## What you need to do
Answer with one number: the count of lines in the listing below that hold the word "离子膜碱".

## Material provided
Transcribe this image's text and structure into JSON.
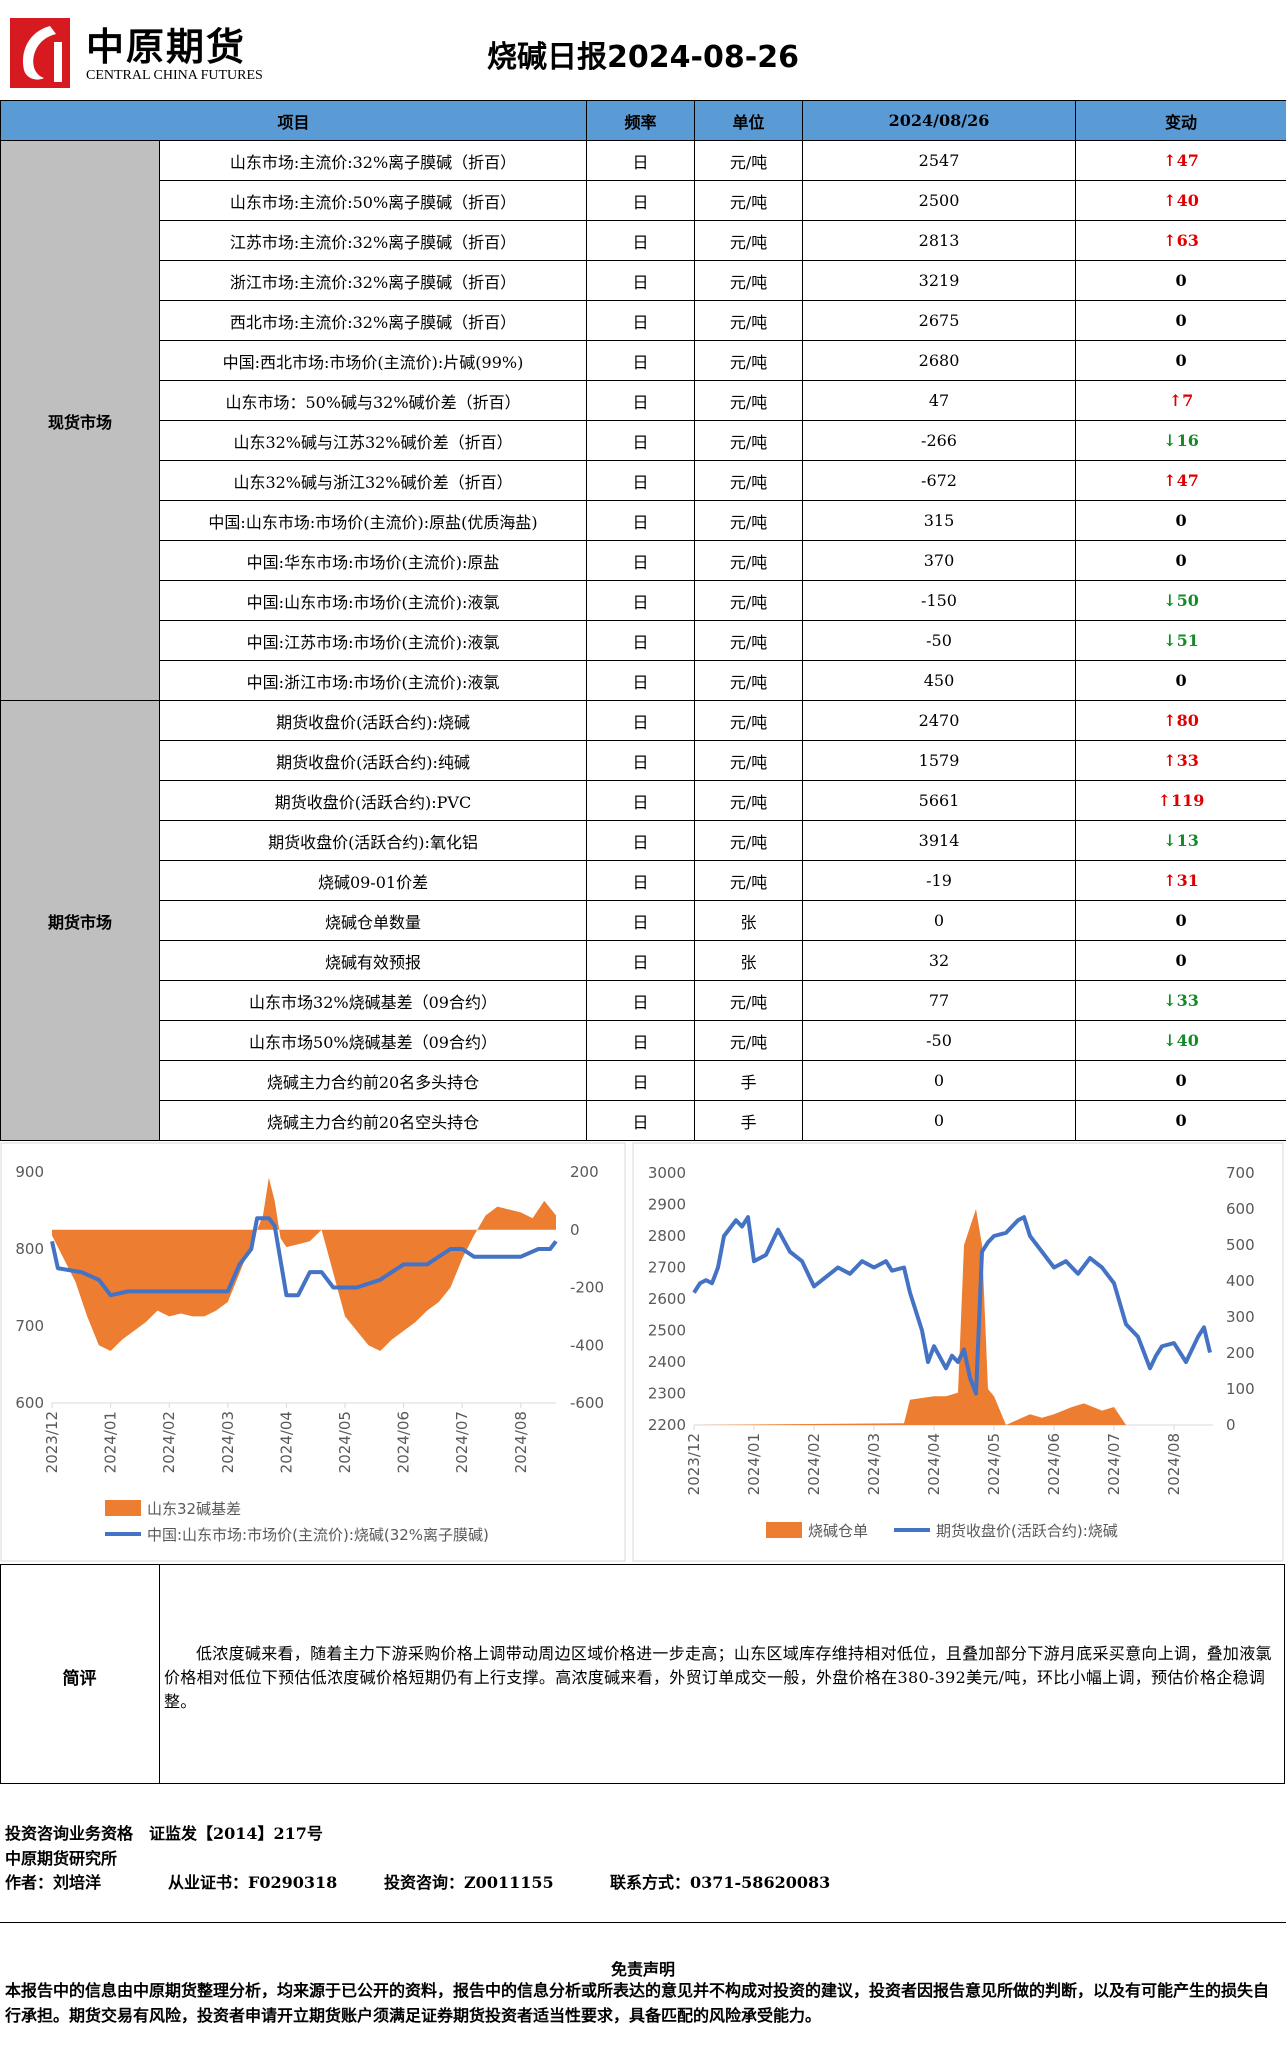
{
  "header": {
    "logo_cn": "中原期货",
    "logo_en": "CENTRAL CHINA FUTURES",
    "title": "烧碱日报2024-08-26"
  },
  "table": {
    "columns": [
      "项目",
      "频率",
      "单位",
      "2024/08/26",
      "变动"
    ],
    "sections": [
      {
        "name": "现货市场",
        "rows": [
          {
            "item": "山东市场:主流价:32%离子膜碱（折百）",
            "freq": "日",
            "unit": "元/吨",
            "value": 2547,
            "change": {
              "dir": "up",
              "value": 47
            }
          },
          {
            "item": "山东市场:主流价:50%离子膜碱（折百）",
            "freq": "日",
            "unit": "元/吨",
            "value": 2500,
            "change": {
              "dir": "up",
              "value": 40
            }
          },
          {
            "item": "江苏市场:主流价:32%离子膜碱（折百）",
            "freq": "日",
            "unit": "元/吨",
            "value": 2813,
            "change": {
              "dir": "up",
              "value": 63
            }
          },
          {
            "item": "浙江市场:主流价:32%离子膜碱（折百）",
            "freq": "日",
            "unit": "元/吨",
            "value": 3219,
            "change": {
              "dir": "flat",
              "value": 0
            }
          },
          {
            "item": "西北市场:主流价:32%离子膜碱（折百）",
            "freq": "日",
            "unit": "元/吨",
            "value": 2675,
            "change": {
              "dir": "flat",
              "value": 0
            }
          },
          {
            "item": "中国:西北市场:市场价(主流价):片碱(99%)",
            "freq": "日",
            "unit": "元/吨",
            "value": 2680,
            "change": {
              "dir": "flat",
              "value": 0
            }
          },
          {
            "item": "山东市场：50%碱与32%碱价差（折百）",
            "freq": "日",
            "unit": "元/吨",
            "value": 47,
            "change": {
              "dir": "up",
              "value": 7
            }
          },
          {
            "item": "山东32%碱与江苏32%碱价差（折百）",
            "freq": "日",
            "unit": "元/吨",
            "value": -266,
            "change": {
              "dir": "down",
              "value": 16
            }
          },
          {
            "item": "山东32%碱与浙江32%碱价差（折百）",
            "freq": "日",
            "unit": "元/吨",
            "value": -672,
            "change": {
              "dir": "up",
              "value": 47
            }
          },
          {
            "item": "中国:山东市场:市场价(主流价):原盐(优质海盐)",
            "freq": "日",
            "unit": "元/吨",
            "value": 315,
            "change": {
              "dir": "flat",
              "value": 0
            }
          },
          {
            "item": "中国:华东市场:市场价(主流价):原盐",
            "freq": "日",
            "unit": "元/吨",
            "value": 370,
            "change": {
              "dir": "flat",
              "value": 0
            }
          },
          {
            "item": "中国:山东市场:市场价(主流价):液氯",
            "freq": "日",
            "unit": "元/吨",
            "value": -150,
            "change": {
              "dir": "down",
              "value": 50
            }
          },
          {
            "item": "中国:江苏市场:市场价(主流价):液氯",
            "freq": "日",
            "unit": "元/吨",
            "value": -50,
            "change": {
              "dir": "down",
              "value": 51
            }
          },
          {
            "item": "中国:浙江市场:市场价(主流价):液氯",
            "freq": "日",
            "unit": "元/吨",
            "value": 450,
            "change": {
              "dir": "flat",
              "value": 0
            }
          }
        ]
      },
      {
        "name": "期货市场",
        "rows": [
          {
            "item": "期货收盘价(活跃合约):烧碱",
            "freq": "日",
            "unit": "元/吨",
            "value": 2470,
            "change": {
              "dir": "up",
              "value": 80
            }
          },
          {
            "item": "期货收盘价(活跃合约):纯碱",
            "freq": "日",
            "unit": "元/吨",
            "value": 1579,
            "change": {
              "dir": "up",
              "value": 33
            }
          },
          {
            "item": "期货收盘价(活跃合约):PVC",
            "freq": "日",
            "unit": "元/吨",
            "value": 5661,
            "change": {
              "dir": "up",
              "value": 119
            }
          },
          {
            "item": "期货收盘价(活跃合约):氧化铝",
            "freq": "日",
            "unit": "元/吨",
            "value": 3914,
            "change": {
              "dir": "down",
              "value": 13
            }
          },
          {
            "item": "烧碱09-01价差",
            "freq": "日",
            "unit": "元/吨",
            "value": -19,
            "change": {
              "dir": "up",
              "value": 31
            }
          },
          {
            "item": "烧碱仓单数量",
            "freq": "日",
            "unit": "张",
            "value": 0,
            "change": {
              "dir": "flat",
              "value": 0
            }
          },
          {
            "item": "烧碱有效预报",
            "freq": "日",
            "unit": "张",
            "value": 32,
            "change": {
              "dir": "flat",
              "value": 0
            }
          },
          {
            "item": "山东市场32%烧碱基差（09合约）",
            "freq": "日",
            "unit": "元/吨",
            "value": 77,
            "change": {
              "dir": "down",
              "value": 33
            }
          },
          {
            "item": "山东市场50%烧碱基差（09合约）",
            "freq": "日",
            "unit": "元/吨",
            "value": -50,
            "change": {
              "dir": "down",
              "value": 40
            }
          },
          {
            "item": "烧碱主力合约前20名多头持仓",
            "freq": "日",
            "unit": "手",
            "value": 0,
            "change": {
              "dir": "flat",
              "value": 0
            }
          },
          {
            "item": "烧碱主力合约前20名空头持仓",
            "freq": "日",
            "unit": "手",
            "value": 0,
            "change": {
              "dir": "flat",
              "value": 0
            }
          }
        ]
      }
    ]
  },
  "chart_data": [
    {
      "type": "line",
      "xlim": [
        0,
        8.6
      ],
      "xticks": [
        {
          "value": 0,
          "label": "2023/12"
        },
        {
          "value": 1,
          "label": "2024/01"
        },
        {
          "value": 2,
          "label": "2024/02"
        },
        {
          "value": 3,
          "label": "2024/03"
        },
        {
          "value": 4,
          "label": "2024/04"
        },
        {
          "value": 5,
          "label": "2024/05"
        },
        {
          "value": 6,
          "label": "2024/06"
        },
        {
          "value": 7,
          "label": "2024/07"
        },
        {
          "value": 8,
          "label": "2024/08"
        }
      ],
      "ylim": [
        600,
        900
      ],
      "yticks": [
        600,
        700,
        800,
        900
      ],
      "y2lim": [
        -600,
        200
      ],
      "y2ticks": [
        -600,
        -400,
        -200,
        0,
        200
      ],
      "series": [
        {
          "name": "山东32碱基差",
          "type": "area",
          "axis": "y2",
          "color": "#ed7d31",
          "x": [
            0,
            0.2,
            0.4,
            0.6,
            0.8,
            1.0,
            1.2,
            1.4,
            1.6,
            1.8,
            2.0,
            2.2,
            2.4,
            2.6,
            2.8,
            3.0,
            3.2,
            3.4,
            3.6,
            3.7,
            3.8,
            3.9,
            4.0,
            4.2,
            4.4,
            4.6,
            4.8,
            5.0,
            5.2,
            5.4,
            5.6,
            5.8,
            6.0,
            6.2,
            6.4,
            6.6,
            6.8,
            7.0,
            7.2,
            7.4,
            7.6,
            7.8,
            8.0,
            8.2,
            8.4,
            8.6
          ],
          "values": [
            -20,
            -100,
            -180,
            -300,
            -400,
            -420,
            -380,
            -350,
            -320,
            -280,
            -300,
            -290,
            -300,
            -300,
            -280,
            -250,
            -150,
            -50,
            50,
            180,
            100,
            -30,
            -60,
            -50,
            -40,
            0,
            -150,
            -300,
            -350,
            -400,
            -420,
            -380,
            -350,
            -320,
            -280,
            -250,
            -200,
            -100,
            -20,
            50,
            80,
            70,
            60,
            40,
            100,
            50
          ]
        },
        {
          "name": "中国:山东市场:市场价(主流价):烧碱(32%离子膜碱)",
          "type": "line",
          "color": "#4472c4",
          "x": [
            0,
            0.1,
            0.5,
            0.8,
            1.0,
            1.3,
            1.6,
            2.0,
            2.5,
            3.0,
            3.2,
            3.4,
            3.5,
            3.7,
            3.8,
            4.0,
            4.2,
            4.4,
            4.6,
            4.8,
            5.2,
            5.6,
            5.8,
            6.0,
            6.4,
            6.6,
            6.8,
            7.0,
            7.2,
            7.6,
            8.0,
            8.3,
            8.5,
            8.6
          ],
          "values": [
            810,
            775,
            770,
            760,
            740,
            745,
            745,
            745,
            745,
            745,
            780,
            800,
            840,
            840,
            830,
            740,
            740,
            770,
            770,
            750,
            750,
            760,
            770,
            780,
            780,
            790,
            800,
            800,
            790,
            790,
            790,
            800,
            800,
            810
          ]
        }
      ]
    },
    {
      "type": "line",
      "xlim": [
        0,
        8.65
      ],
      "xticks": [
        {
          "value": 0,
          "label": "2023/12"
        },
        {
          "value": 1,
          "label": "2024/01"
        },
        {
          "value": 2,
          "label": "2024/02"
        },
        {
          "value": 3,
          "label": "2024/03"
        },
        {
          "value": 4,
          "label": "2024/04"
        },
        {
          "value": 5,
          "label": "2024/05"
        },
        {
          "value": 6,
          "label": "2024/06"
        },
        {
          "value": 7,
          "label": "2024/07"
        },
        {
          "value": 8,
          "label": "2024/08"
        }
      ],
      "ylim": [
        2200,
        3000
      ],
      "yticks": [
        2200,
        2300,
        2400,
        2500,
        2600,
        2700,
        2800,
        2900,
        3000
      ],
      "y2lim": [
        0,
        700
      ],
      "y2ticks": [
        0,
        100,
        200,
        300,
        400,
        500,
        600,
        700
      ],
      "series": [
        {
          "name": "烧碱仓单",
          "type": "area",
          "axis": "y2",
          "color": "#ed7d31",
          "x": [
            0,
            3.5,
            3.6,
            4.0,
            4.2,
            4.4,
            4.5,
            4.6,
            4.7,
            4.8,
            4.9,
            5.0,
            5.2,
            5.6,
            5.8,
            6.0,
            6.3,
            6.5,
            6.8,
            7.0,
            7.2,
            8.6
          ],
          "values": [
            0,
            5,
            70,
            80,
            80,
            90,
            500,
            550,
            600,
            500,
            100,
            80,
            0,
            30,
            20,
            30,
            50,
            60,
            40,
            50,
            0,
            0
          ]
        },
        {
          "name": "期货收盘价(活跃合约):烧碱",
          "type": "line",
          "color": "#4472c4",
          "x": [
            0,
            0.1,
            0.2,
            0.3,
            0.4,
            0.5,
            0.7,
            0.8,
            0.9,
            1.0,
            1.2,
            1.4,
            1.6,
            1.8,
            2.0,
            2.2,
            2.4,
            2.6,
            2.8,
            3.0,
            3.2,
            3.3,
            3.5,
            3.6,
            3.8,
            3.9,
            4.0,
            4.2,
            4.3,
            4.4,
            4.5,
            4.6,
            4.7,
            4.8,
            4.9,
            5.0,
            5.2,
            5.4,
            5.5,
            5.6,
            5.8,
            6.0,
            6.2,
            6.4,
            6.6,
            6.8,
            7.0,
            7.2,
            7.4,
            7.6,
            7.7,
            7.8,
            8.0,
            8.2,
            8.4,
            8.5,
            8.6
          ],
          "values": [
            2620,
            2650,
            2660,
            2650,
            2700,
            2800,
            2850,
            2830,
            2860,
            2720,
            2740,
            2820,
            2750,
            2720,
            2640,
            2670,
            2700,
            2680,
            2720,
            2700,
            2720,
            2690,
            2700,
            2620,
            2500,
            2400,
            2450,
            2380,
            2420,
            2400,
            2440,
            2350,
            2300,
            2750,
            2780,
            2800,
            2810,
            2850,
            2860,
            2800,
            2750,
            2700,
            2720,
            2680,
            2730,
            2700,
            2650,
            2520,
            2480,
            2380,
            2420,
            2450,
            2460,
            2400,
            2480,
            2510,
            2430
          ]
        }
      ]
    }
  ],
  "comment": {
    "label": "简评",
    "text": "低浓度碱来看，随着主力下游采购价格上调带动周边区域价格进一步走高；山东区域库存维持相对低位，且叠加部分下游月底采买意向上调，叠加液氯价格相对低位下预估低浓度碱价格短期仍有上行支撑。高浓度碱来看，外贸订单成交一般，外盘价格在380-392美元/吨，环比小幅上调，预估价格企稳调整。"
  },
  "info": {
    "qualification": "投资咨询业务资格　证监发【2014】217号",
    "institute": "中原期货研究所",
    "author": "作者：刘培洋",
    "license": "从业证书：F0290318",
    "consult": "投资咨询：Z0011155",
    "contact": "联系方式：0371-58620083"
  },
  "disclaimer": {
    "title": "免责声明",
    "text": "本报告中的信息由中原期货整理分析，均来源于已公开的资料，报告中的信息分析或所表达的意见并不构成对投资的建议，投资者因报告意见所做的判断，以及有可能产生的损失自行承担。期货交易有风险，投资者申请开立期货账户须满足证券期货投资者适当性要求，具备匹配的风险承受能力。"
  }
}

## Solved exercise
6